(Figure record listings)
START

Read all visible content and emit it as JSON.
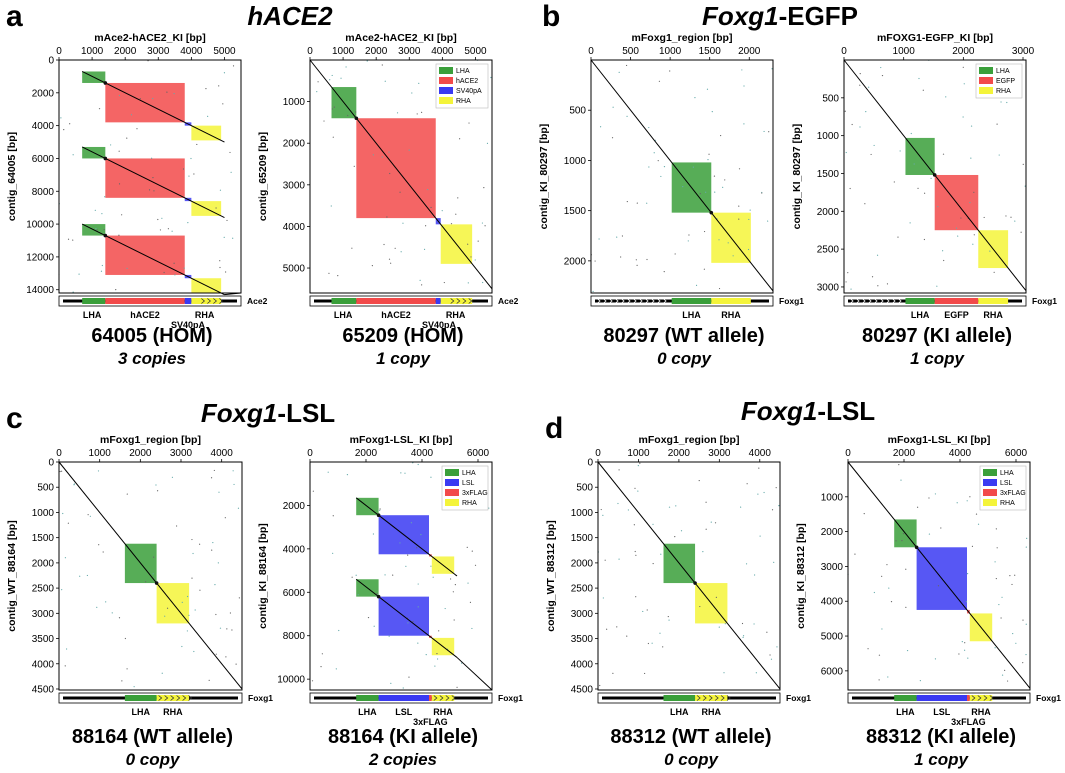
{
  "figure": {
    "panels": [
      {
        "letter": "a",
        "title_italic": "hACE2",
        "title_rest": ""
      },
      {
        "letter": "b",
        "title_italic": "Foxg1",
        "title_rest": "-EGFP"
      },
      {
        "letter": "c",
        "title_italic": "Foxg1",
        "title_rest": "-LSL"
      },
      {
        "letter": "d",
        "title_italic": "Foxg1",
        "title_rest": "-LSL"
      }
    ]
  },
  "colors": {
    "LHA": "#3a9f3a",
    "hACE2": "#f24a4a",
    "SV40pA": "#3a3af2",
    "RHA": "#f4f43a",
    "EGFP": "#f24a4a",
    "LSL": "#3a3af2",
    "3xFLAG": "#f24a4a"
  },
  "chart_data": [
    {
      "type": "dotplot",
      "title": "mAce2-hACE2_KI [bp]",
      "ylabel": "contig_64005 [bp]",
      "xlim": [
        0,
        5500
      ],
      "ylim": [
        0,
        14200
      ],
      "xticks": [
        0,
        1000,
        2000,
        3000,
        4000,
        5000
      ],
      "yticks": [
        0,
        2000,
        4000,
        6000,
        8000,
        10000,
        12000,
        14000
      ],
      "legend": null,
      "copies": [
        0,
        4600,
        9300
      ],
      "features": [
        {
          "name": "LHA",
          "start": 700,
          "end": 1400
        },
        {
          "name": "hACE2",
          "start": 1400,
          "end": 3800
        },
        {
          "name": "SV40pA",
          "start": 3800,
          "end": 4000
        },
        {
          "name": "RHA",
          "start": 4000,
          "end": 4900
        }
      ],
      "track_label": "Ace2",
      "track_labels": [
        {
          "text": "LHA",
          "pos": 1000,
          "row": 1
        },
        {
          "text": "hACE2",
          "pos": 2600,
          "row": 1
        },
        {
          "text": "RHA",
          "pos": 4400,
          "row": 1
        },
        {
          "text": "SV40pA",
          "pos": 3900,
          "row": 2
        }
      ],
      "sample": "64005 (HOM)",
      "copies_label": "3 copies"
    },
    {
      "type": "dotplot",
      "title": "mAce2-hACE2_KI [bp]",
      "ylabel": "contig_65209 [bp]",
      "xlim": [
        0,
        5500
      ],
      "ylim": [
        0,
        5600
      ],
      "xticks": [
        0,
        1000,
        2000,
        3000,
        4000,
        5000
      ],
      "yticks": [
        1000,
        2000,
        3000,
        4000,
        5000
      ],
      "legend": [
        "LHA",
        "hACE2",
        "SV40pA",
        "RHA"
      ],
      "copies": [
        0
      ],
      "features": [
        {
          "name": "LHA",
          "start": 650,
          "end": 1400
        },
        {
          "name": "hACE2",
          "start": 1400,
          "end": 3800
        },
        {
          "name": "SV40pA",
          "start": 3800,
          "end": 3950
        },
        {
          "name": "RHA",
          "start": 3950,
          "end": 4900
        }
      ],
      "track_label": "Ace2",
      "track_labels": [
        {
          "text": "LHA",
          "pos": 1000,
          "row": 1
        },
        {
          "text": "hACE2",
          "pos": 2600,
          "row": 1
        },
        {
          "text": "RHA",
          "pos": 4400,
          "row": 1
        },
        {
          "text": "SV40pA",
          "pos": 3900,
          "row": 2
        }
      ],
      "sample": "65209 (HOM)",
      "copies_label": "1 copy"
    },
    {
      "type": "dotplot",
      "title": "mFoxg1_region [bp]",
      "ylabel": "contig_KI_80297 [bp]",
      "xlim": [
        0,
        2300
      ],
      "ylim": [
        0,
        2320
      ],
      "xticks": [
        0,
        500,
        1000,
        1500,
        2000
      ],
      "yticks": [
        500,
        1000,
        1500,
        2000
      ],
      "legend": null,
      "copies": [
        0
      ],
      "features": [
        {
          "name": "LHA",
          "start": 1020,
          "end": 1520
        },
        {
          "name": "RHA",
          "start": 1520,
          "end": 2020
        }
      ],
      "track_label": "Foxg1",
      "track_labels": [
        {
          "text": "LHA",
          "pos": 1270,
          "row": 1
        },
        {
          "text": "RHA",
          "pos": 1770,
          "row": 1
        }
      ],
      "sample": "80297 (WT allele)",
      "copies_label": "0 copy"
    },
    {
      "type": "dotplot",
      "title": "mFOXG1-EGFP_KI [bp]",
      "ylabel": "contig_KI_80297 [bp]",
      "xlim": [
        0,
        3050
      ],
      "ylim": [
        0,
        3080
      ],
      "xticks": [
        0,
        1000,
        2000,
        3000
      ],
      "yticks": [
        500,
        1000,
        1500,
        2000,
        2500,
        3000
      ],
      "legend": [
        "LHA",
        "EGFP",
        "RHA"
      ],
      "copies": [
        0
      ],
      "features": [
        {
          "name": "LHA",
          "start": 1030,
          "end": 1520
        },
        {
          "name": "EGFP",
          "start": 1520,
          "end": 2250
        },
        {
          "name": "RHA",
          "start": 2250,
          "end": 2750
        }
      ],
      "track_label": "Foxg1",
      "track_labels": [
        {
          "text": "LHA",
          "pos": 1275,
          "row": 1
        },
        {
          "text": "EGFP",
          "pos": 1885,
          "row": 1
        },
        {
          "text": "RHA",
          "pos": 2500,
          "row": 1
        }
      ],
      "sample": "80297 (KI allele)",
      "copies_label": "1 copy"
    },
    {
      "type": "dotplot",
      "title": "mFoxg1_region [bp]",
      "ylabel": "contig_WT_88164 [bp]",
      "xlim": [
        0,
        4500
      ],
      "ylim": [
        0,
        4520
      ],
      "xticks": [
        0,
        1000,
        2000,
        3000,
        4000
      ],
      "yticks": [
        0,
        500,
        1000,
        1500,
        2000,
        2500,
        3000,
        3500,
        4000,
        4500
      ],
      "legend": null,
      "copies": [
        0
      ],
      "features": [
        {
          "name": "LHA",
          "start": 1620,
          "end": 2400
        },
        {
          "name": "RHA",
          "start": 2400,
          "end": 3200
        }
      ],
      "track_label": "Foxg1",
      "track_labels": [
        {
          "text": "LHA",
          "pos": 2010,
          "row": 1
        },
        {
          "text": "RHA",
          "pos": 2800,
          "row": 1
        }
      ],
      "sample": "88164 (WT allele)",
      "copies_label": "0 copy"
    },
    {
      "type": "dotplot",
      "title": "mFoxg1-LSL_KI [bp]",
      "ylabel": "contig_KI_88164 [bp]",
      "xlim": [
        0,
        6500
      ],
      "ylim": [
        0,
        10500
      ],
      "xticks": [
        0,
        2000,
        4000,
        6000
      ],
      "yticks": [
        2000,
        4000,
        6000,
        8000,
        10000
      ],
      "legend": [
        "LHA",
        "LSL",
        "3xFLAG",
        "RHA"
      ],
      "copies": [
        0,
        3750
      ],
      "features": [
        {
          "name": "LHA",
          "start": 1650,
          "end": 2450
        },
        {
          "name": "LSL",
          "start": 2450,
          "end": 4250
        },
        {
          "name": "3xFLAG",
          "start": 4250,
          "end": 4350
        },
        {
          "name": "RHA",
          "start": 4350,
          "end": 5150
        }
      ],
      "track_label": "Foxg1",
      "track_labels": [
        {
          "text": "LHA",
          "pos": 2050,
          "row": 1
        },
        {
          "text": "LSL",
          "pos": 3350,
          "row": 1
        },
        {
          "text": "RHA",
          "pos": 4750,
          "row": 1
        },
        {
          "text": "3xFLAG",
          "pos": 4300,
          "row": 2
        }
      ],
      "sample": "88164 (KI allele)",
      "copies_label": "2 copies"
    },
    {
      "type": "dotplot",
      "title": "mFoxg1_region [bp]",
      "ylabel": "contig_WT_88312 [bp]",
      "xlim": [
        0,
        4500
      ],
      "ylim": [
        0,
        4520
      ],
      "xticks": [
        0,
        1000,
        2000,
        3000,
        4000
      ],
      "yticks": [
        0,
        500,
        1000,
        1500,
        2000,
        2500,
        3000,
        3500,
        4000,
        4500
      ],
      "legend": null,
      "copies": [
        0
      ],
      "features": [
        {
          "name": "LHA",
          "start": 1620,
          "end": 2400
        },
        {
          "name": "RHA",
          "start": 2400,
          "end": 3200
        }
      ],
      "track_label": "Foxg1",
      "track_labels": [
        {
          "text": "LHA",
          "pos": 2010,
          "row": 1
        },
        {
          "text": "RHA",
          "pos": 2800,
          "row": 1
        }
      ],
      "sample": "88312 (WT allele)",
      "copies_label": "0 copy"
    },
    {
      "type": "dotplot",
      "title": "mFoxg1-LSL_KI [bp]",
      "ylabel": "contig_KI_88312 [bp]",
      "xlim": [
        0,
        6500
      ],
      "ylim": [
        0,
        6550
      ],
      "xticks": [
        0,
        2000,
        4000,
        6000
      ],
      "yticks": [
        1000,
        2000,
        3000,
        4000,
        5000,
        6000
      ],
      "legend": [
        "LHA",
        "LSL",
        "3xFLAG",
        "RHA"
      ],
      "copies": [
        0
      ],
      "features": [
        {
          "name": "LHA",
          "start": 1650,
          "end": 2450
        },
        {
          "name": "LSL",
          "start": 2450,
          "end": 4250
        },
        {
          "name": "3xFLAG",
          "start": 4250,
          "end": 4350
        },
        {
          "name": "RHA",
          "start": 4350,
          "end": 5150
        }
      ],
      "track_label": "Foxg1",
      "track_labels": [
        {
          "text": "LHA",
          "pos": 2050,
          "row": 1
        },
        {
          "text": "LSL",
          "pos": 3350,
          "row": 1
        },
        {
          "text": "RHA",
          "pos": 4750,
          "row": 1
        },
        {
          "text": "3xFLAG",
          "pos": 4300,
          "row": 2
        }
      ],
      "sample": "88312 (KI allele)",
      "copies_label": "1 copy"
    }
  ]
}
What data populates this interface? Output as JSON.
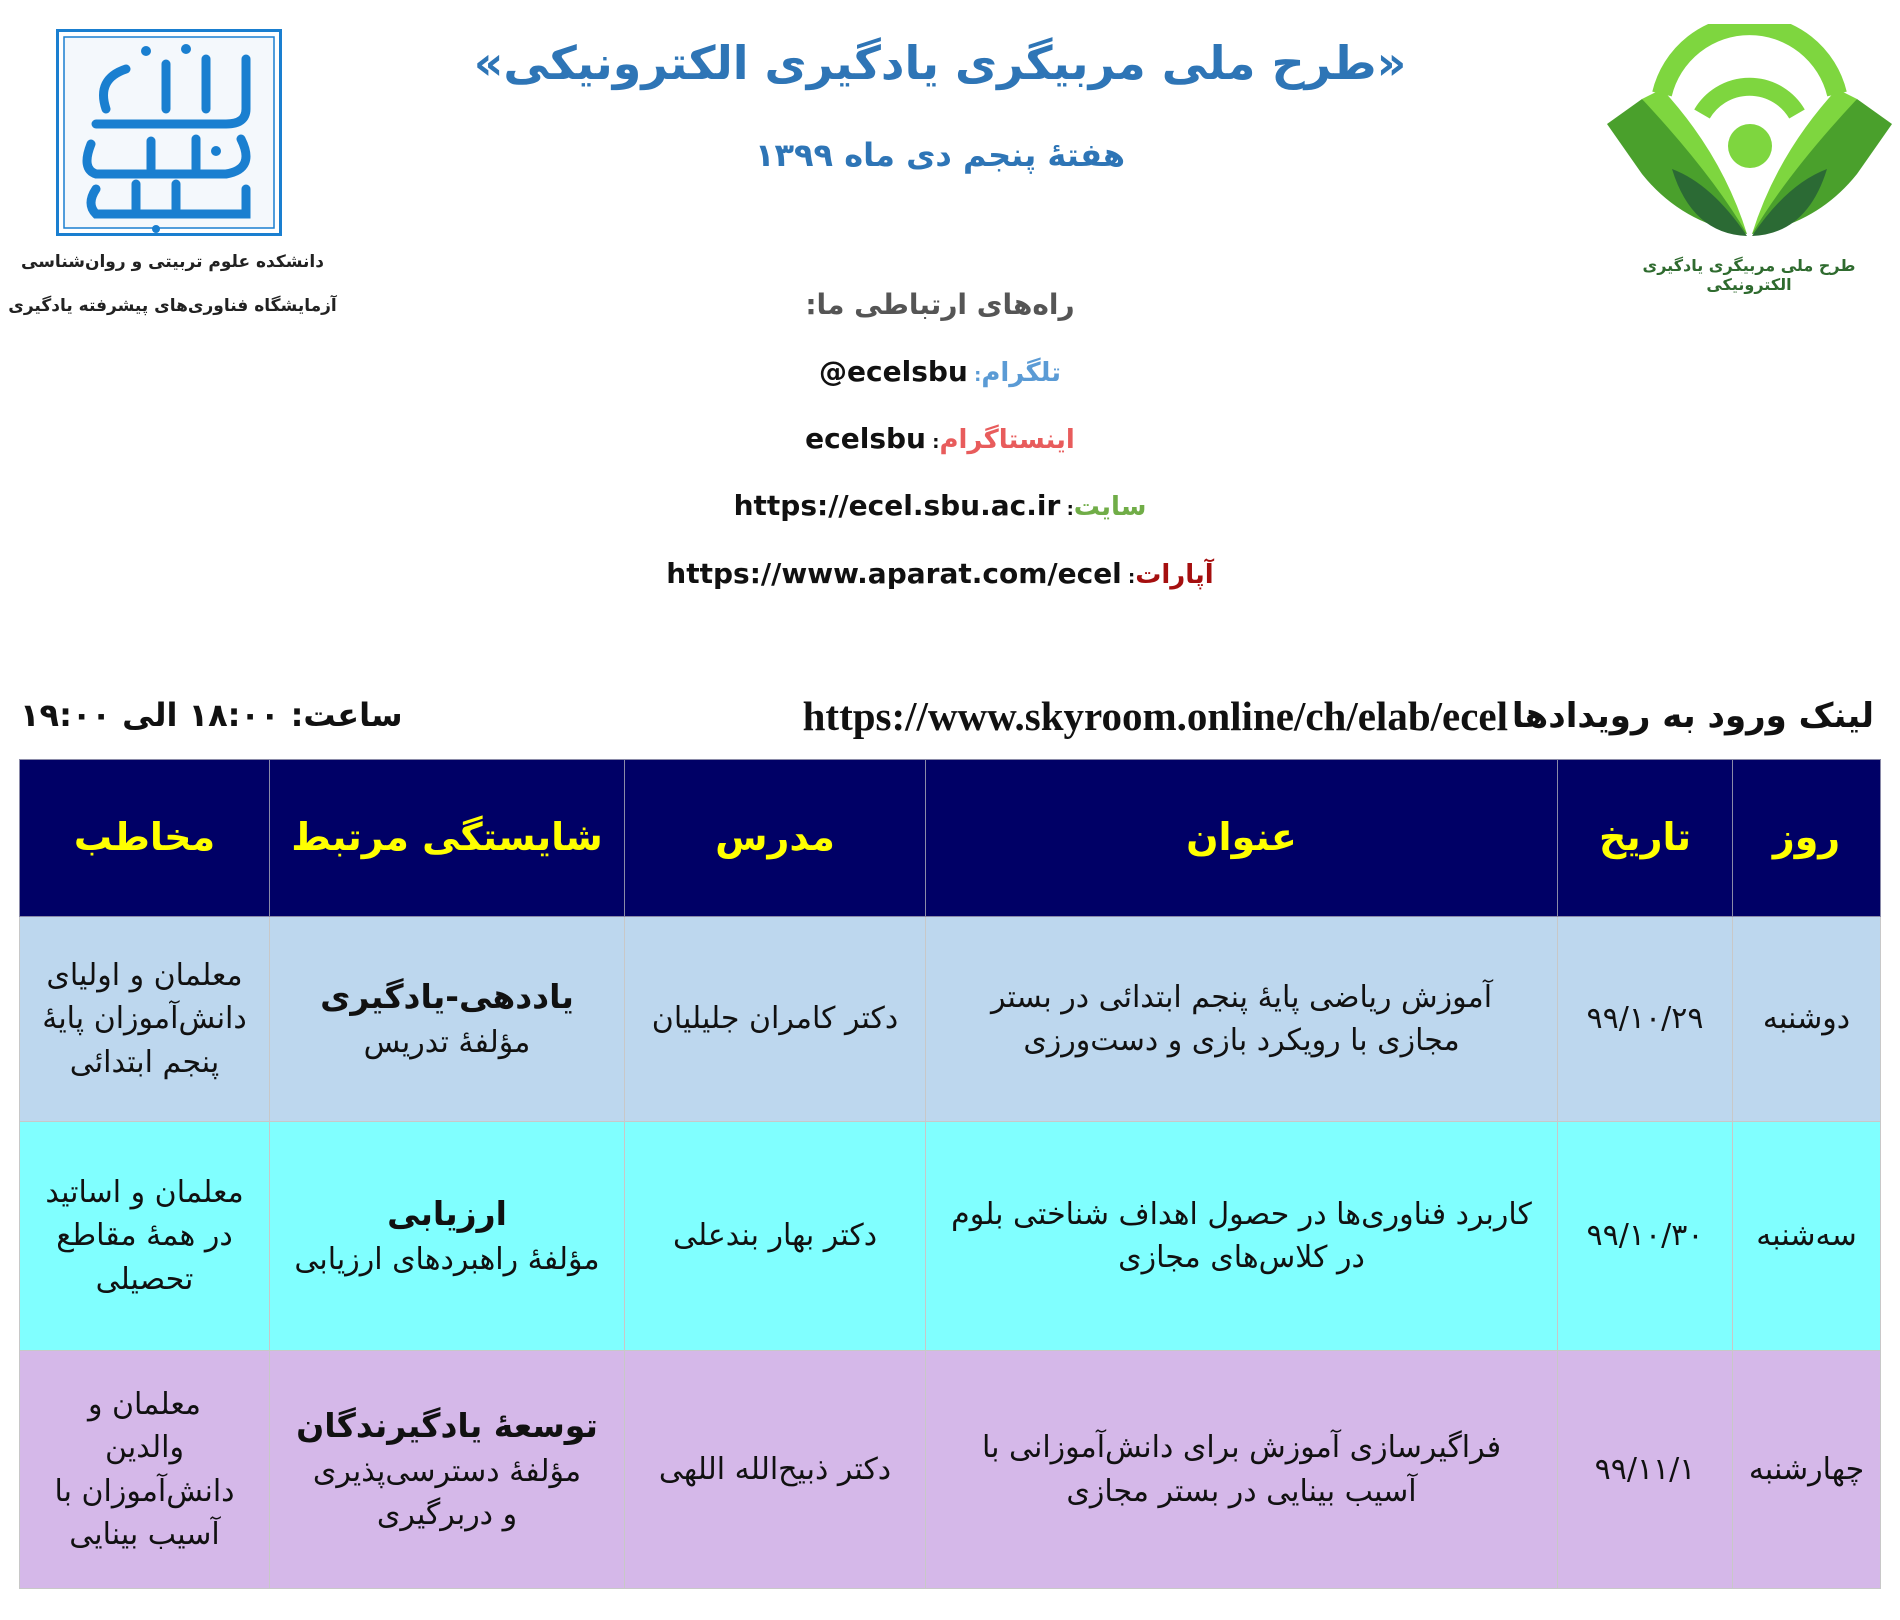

END

• [Task directions] Using the listing above, show each line holding the string "sample".

• [The answer]
      "sample": "64005 (HOM)",
      "sample": "65209 (HOM)",
      "sample": "80297 (WT allele)",
      "sample": "80297 (KI allele)",
      "sample": "88164 (WT allele)",
      "sample": "88164 (KI allele)",
      "sample": "88312 (WT allele)",
      "sample": "88312 (KI allele)",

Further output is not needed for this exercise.